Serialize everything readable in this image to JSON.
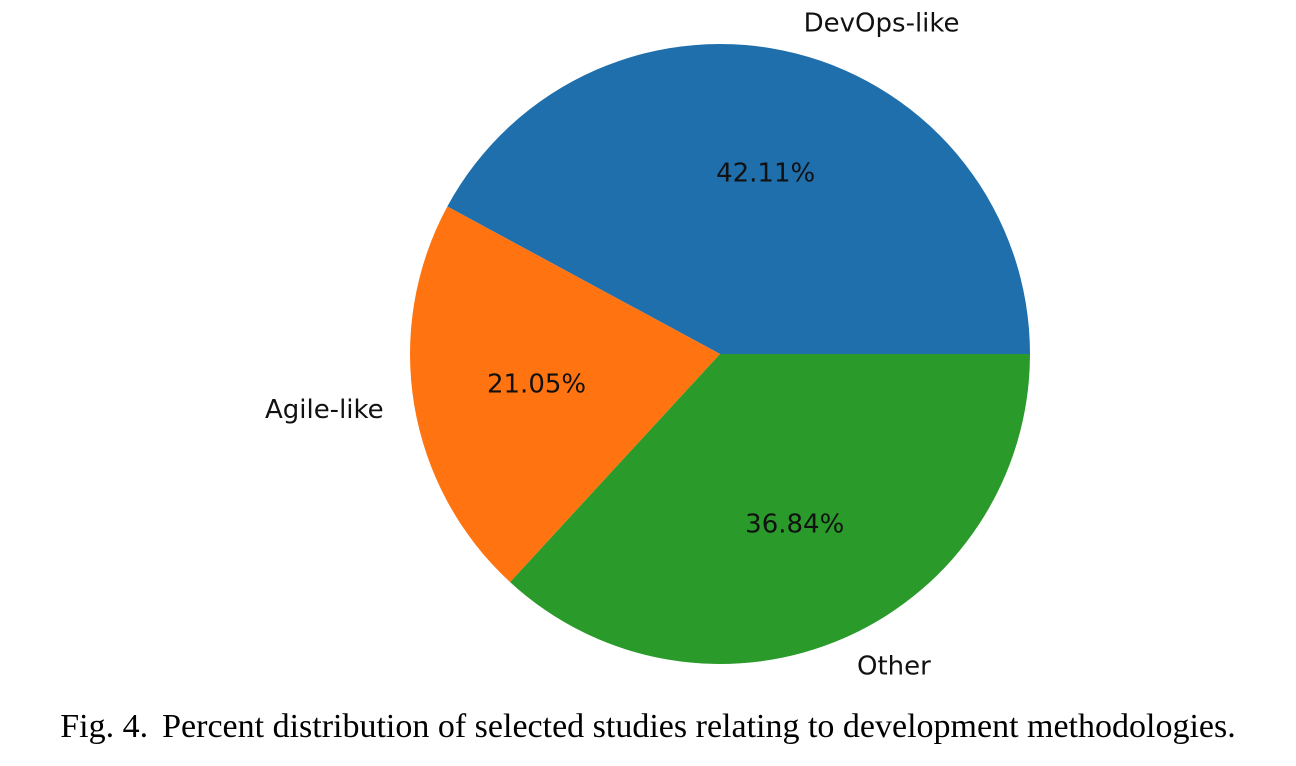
{
  "chart_data": {
    "type": "pie",
    "title": "",
    "start_angle_deg": 0,
    "direction": "counterclockwise",
    "slices": [
      {
        "label": "DevOps-like",
        "value": 42.11,
        "pct_label": "42.11%",
        "color": "#1f6fad"
      },
      {
        "label": "Agile-like",
        "value": 21.05,
        "pct_label": "21.05%",
        "color": "#ff7410"
      },
      {
        "label": "Other",
        "value": 36.84,
        "pct_label": "36.84%",
        "color": "#2a9a2a"
      }
    ]
  },
  "caption": {
    "figure_number": "Fig. 4.",
    "text": "Percent distribution of selected studies relating to development methodologies."
  }
}
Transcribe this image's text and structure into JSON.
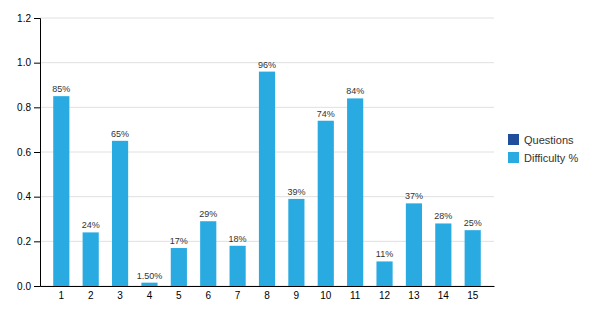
{
  "chart_data": {
    "type": "bar",
    "categories": [
      "1",
      "2",
      "3",
      "4",
      "5",
      "6",
      "7",
      "8",
      "9",
      "10",
      "11",
      "12",
      "13",
      "14",
      "15"
    ],
    "series": [
      {
        "name": "Questions",
        "color": "#1F4E9B",
        "values": [
          null,
          null,
          null,
          null,
          null,
          null,
          null,
          null,
          null,
          null,
          null,
          null,
          null,
          null,
          null
        ]
      },
      {
        "name": "Difficulty %",
        "color": "#29ABE2",
        "values": [
          0.85,
          0.24,
          0.65,
          0.015,
          0.17,
          0.29,
          0.18,
          0.96,
          0.39,
          0.74,
          0.84,
          0.11,
          0.37,
          0.28,
          0.25
        ],
        "value_labels": [
          "85%",
          "24%",
          "65%",
          "1.50%",
          "17%",
          "29%",
          "18%",
          "96%",
          "39%",
          "74%",
          "84%",
          "11%",
          "37%",
          "28%",
          "25%"
        ]
      }
    ],
    "ylim": [
      0,
      1.2
    ],
    "yticks": [
      {
        "value": 0,
        "label": "0.0"
      },
      0.2,
      0.4,
      0.6,
      0.8,
      {
        "value": 1.0,
        "label": "1.0"
      },
      1.2
    ],
    "grid": true,
    "data_labels": true,
    "legend": "right"
  }
}
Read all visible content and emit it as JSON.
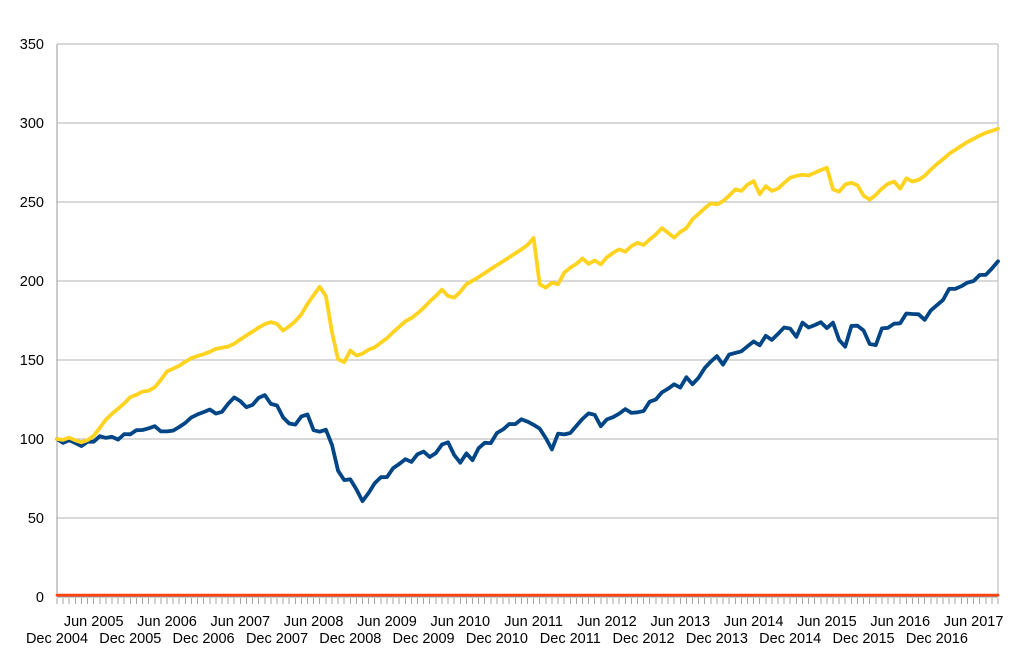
{
  "chart_data": {
    "type": "line",
    "title": "",
    "legend": "none",
    "grid": "horizontal",
    "background": "#ffffff",
    "x_axis": {
      "start_label": "Dec 2004",
      "points_are_monthly": true,
      "minor_tick_every_months": 1,
      "label_every_months": 12,
      "row1_first_month_index": 6,
      "row2_first_month_index": 0,
      "tick_labels_row1": [
        "Jun 2005",
        "Jun 2006",
        "Jun 2007",
        "Jun 2008",
        "Jun 2009",
        "Jun 2010",
        "Jun 2011",
        "Jun 2012",
        "Jun 2013",
        "Jun 2014",
        "Jun 2015",
        "Jun 2016",
        "Jun 2017"
      ],
      "tick_labels_row2": [
        "Dec 2004",
        "Dec 2005",
        "Dec 2006",
        "Dec 2007",
        "Dec 2008",
        "Dec 2009",
        "Dec 2010",
        "Dec 2011",
        "Dec 2012",
        "Dec 2013",
        "Dec 2014",
        "Dec 2015",
        "Dec 2016"
      ]
    },
    "y_axis": {
      "min": 0,
      "max": 350,
      "ticks": [
        0,
        50,
        100,
        150,
        200,
        250,
        300,
        350
      ]
    },
    "series": [
      {
        "name": "dark-blue-line",
        "color": "#004586",
        "width": 3.8,
        "values": [
          100.0,
          97.5,
          99.3,
          97.4,
          95.5,
          98.3,
          98.3,
          101.8,
          100.7,
          101.4,
          99.6,
          103.1,
          103.0,
          105.6,
          105.7,
          106.8,
          108.1,
          104.8,
          104.8,
          105.3,
          107.6,
          110.2,
          113.7,
          115.6,
          117.0,
          118.7,
          116.1,
          117.2,
          122.3,
          126.3,
          124.0,
          120.1,
          121.6,
          126.0,
          127.8,
          122.2,
          121.2,
          113.7,
          109.8,
          109.1,
          114.3,
          115.5,
          105.6,
          104.6,
          105.9,
          96.2,
          79.9,
          74.0,
          74.5,
          68.1,
          60.7,
          65.8,
          72.0,
          75.8,
          75.9,
          81.5,
          84.2,
          87.2,
          85.5,
          90.4,
          92.0,
          88.6,
          91.1,
          96.5,
          97.9,
          89.9,
          85.0,
          90.9,
          86.6,
          94.2,
          97.6,
          97.4,
          103.8,
          106.1,
          109.5,
          109.4,
          112.5,
          111.0,
          109.0,
          106.6,
          100.6,
          93.4,
          103.4,
          102.9,
          103.8,
          108.3,
          112.7,
          116.2,
          115.3,
          108.1,
          112.4,
          113.8,
          116.1,
          118.9,
          116.5,
          116.9,
          117.7,
          123.6,
          125.0,
          129.5,
          131.8,
          134.6,
          132.5,
          139.1,
          134.7,
          138.8,
          144.9,
          149.0,
          152.5,
          147.1,
          153.4,
          154.5,
          155.5,
          158.7,
          161.7,
          159.3,
          165.3,
          162.7,
          166.5,
          170.6,
          169.9,
          164.6,
          173.7,
          170.6,
          172.1,
          173.9,
          170.2,
          173.6,
          162.7,
          158.4,
          171.6,
          171.7,
          168.7,
          160.1,
          159.4,
          170.0,
          170.4,
          173.0,
          173.2,
          179.4,
          179.1,
          178.9,
          175.4,
          181.4,
          184.7,
          188.0,
          195.0,
          195.0,
          196.7,
          199.0,
          200.0,
          203.8,
          203.9,
          207.9,
          212.5
        ]
      },
      {
        "name": "yellow-line",
        "color": "#ffd320",
        "width": 3.8,
        "values": [
          100.0,
          99.4,
          100.9,
          99.2,
          97.9,
          99.3,
          102.0,
          107.0,
          112.3,
          116.0,
          119.2,
          122.5,
          126.5,
          128.0,
          130.0,
          130.6,
          132.8,
          137.5,
          142.8,
          144.5,
          146.3,
          148.9,
          151.2,
          152.5,
          153.7,
          155.2,
          157.0,
          157.7,
          158.5,
          160.3,
          163.0,
          165.5,
          168.0,
          170.5,
          172.7,
          174.0,
          172.9,
          168.6,
          171.3,
          174.5,
          179.0,
          185.5,
          191.0,
          196.3,
          190.5,
          167.5,
          150.5,
          148.7,
          156.0,
          152.8,
          154.0,
          156.5,
          158.0,
          161.0,
          163.8,
          167.6,
          171.0,
          174.5,
          176.5,
          179.5,
          183.0,
          187.0,
          190.5,
          194.5,
          190.5,
          189.5,
          193.2,
          198.0,
          200.2,
          202.5,
          205.0,
          207.5,
          210.0,
          212.5,
          215.0,
          217.5,
          220.0,
          222.8,
          227.3,
          198.0,
          195.8,
          198.9,
          197.9,
          205.3,
          208.4,
          210.9,
          214.3,
          210.9,
          213.0,
          210.6,
          215.0,
          217.8,
          220.0,
          218.6,
          222.1,
          224.2,
          222.8,
          226.3,
          229.4,
          233.5,
          230.5,
          227.5,
          231.0,
          233.5,
          239.0,
          242.5,
          246.0,
          249.2,
          248.5,
          250.5,
          254.0,
          258.0,
          257.0,
          261.0,
          263.2,
          255.0,
          260.0,
          257.0,
          258.5,
          262.0,
          265.4,
          266.5,
          267.3,
          266.8,
          268.5,
          270.2,
          271.7,
          258.0,
          256.5,
          261.1,
          262.2,
          260.5,
          254.0,
          251.5,
          254.5,
          258.5,
          261.5,
          263.0,
          258.5,
          265.0,
          263.0,
          264.0,
          266.6,
          270.5,
          274.0,
          277.0,
          280.5,
          283.0,
          285.5,
          288.0,
          290.0,
          292.0,
          293.8,
          295.0,
          296.4
        ]
      },
      {
        "name": "orange-flat-line",
        "color": "#ff420e",
        "width": 2.8,
        "constant": 1.2
      }
    ]
  },
  "colors": {
    "grid": "#b3b3b3",
    "axis": "#9a9a9a",
    "tick": "#a5a5a5",
    "text": "#000000",
    "background": "#ffffff"
  }
}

Brief =
Say how many lines have the string "JSON" in them, offering no words beyond the number.

Answer to the task =
3